■ Data for this task ■
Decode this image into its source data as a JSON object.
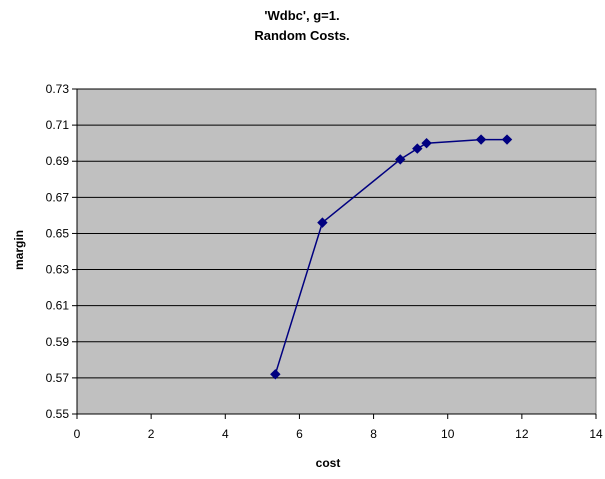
{
  "chart_data": {
    "type": "line",
    "title": "'Wdbc', g=1.",
    "subtitle": "Random Costs.",
    "xlabel": "cost",
    "ylabel": "margin",
    "xlim": [
      0,
      14
    ],
    "ylim": [
      0.55,
      0.73
    ],
    "x_ticks": [
      "0",
      "2",
      "4",
      "6",
      "8",
      "10",
      "12",
      "14"
    ],
    "y_ticks": [
      "0.55",
      "0.57",
      "0.59",
      "0.61",
      "0.63",
      "0.65",
      "0.67",
      "0.69",
      "0.71",
      "0.73"
    ],
    "grid": true,
    "legend": "none",
    "series": [
      {
        "x": [
          5.35,
          6.62,
          8.72,
          9.18,
          9.43,
          10.9,
          11.6
        ],
        "y": [
          0.572,
          0.656,
          0.691,
          0.697,
          0.7,
          0.702,
          0.702
        ],
        "marker": "diamond"
      }
    ],
    "colors": {
      "plot_background": "#c0c0c0",
      "line": "#000080",
      "grid": "#000000"
    }
  }
}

■ What you are asked to do ■
Except for the pictures, give all the material above again verbatim.

■ Exercise solution ■
Decode this image into its source data as a JSON object.
{
  "chart_data": {
    "type": "line",
    "title": "'Wdbc', g=1.",
    "subtitle": "Random Costs.",
    "xlabel": "cost",
    "ylabel": "margin",
    "xlim": [
      0,
      14
    ],
    "ylim": [
      0.55,
      0.73
    ],
    "x_ticks": [
      "0",
      "2",
      "4",
      "6",
      "8",
      "10",
      "12",
      "14"
    ],
    "y_ticks": [
      "0.55",
      "0.57",
      "0.59",
      "0.61",
      "0.63",
      "0.65",
      "0.67",
      "0.69",
      "0.71",
      "0.73"
    ],
    "grid": true,
    "legend": "none",
    "series": [
      {
        "x": [
          5.35,
          6.62,
          8.72,
          9.18,
          9.43,
          10.9,
          11.6
        ],
        "y": [
          0.572,
          0.656,
          0.691,
          0.697,
          0.7,
          0.702,
          0.702
        ],
        "marker": "diamond"
      }
    ],
    "colors": {
      "plot_background": "#c0c0c0",
      "line": "#000080",
      "grid": "#000000"
    }
  }
}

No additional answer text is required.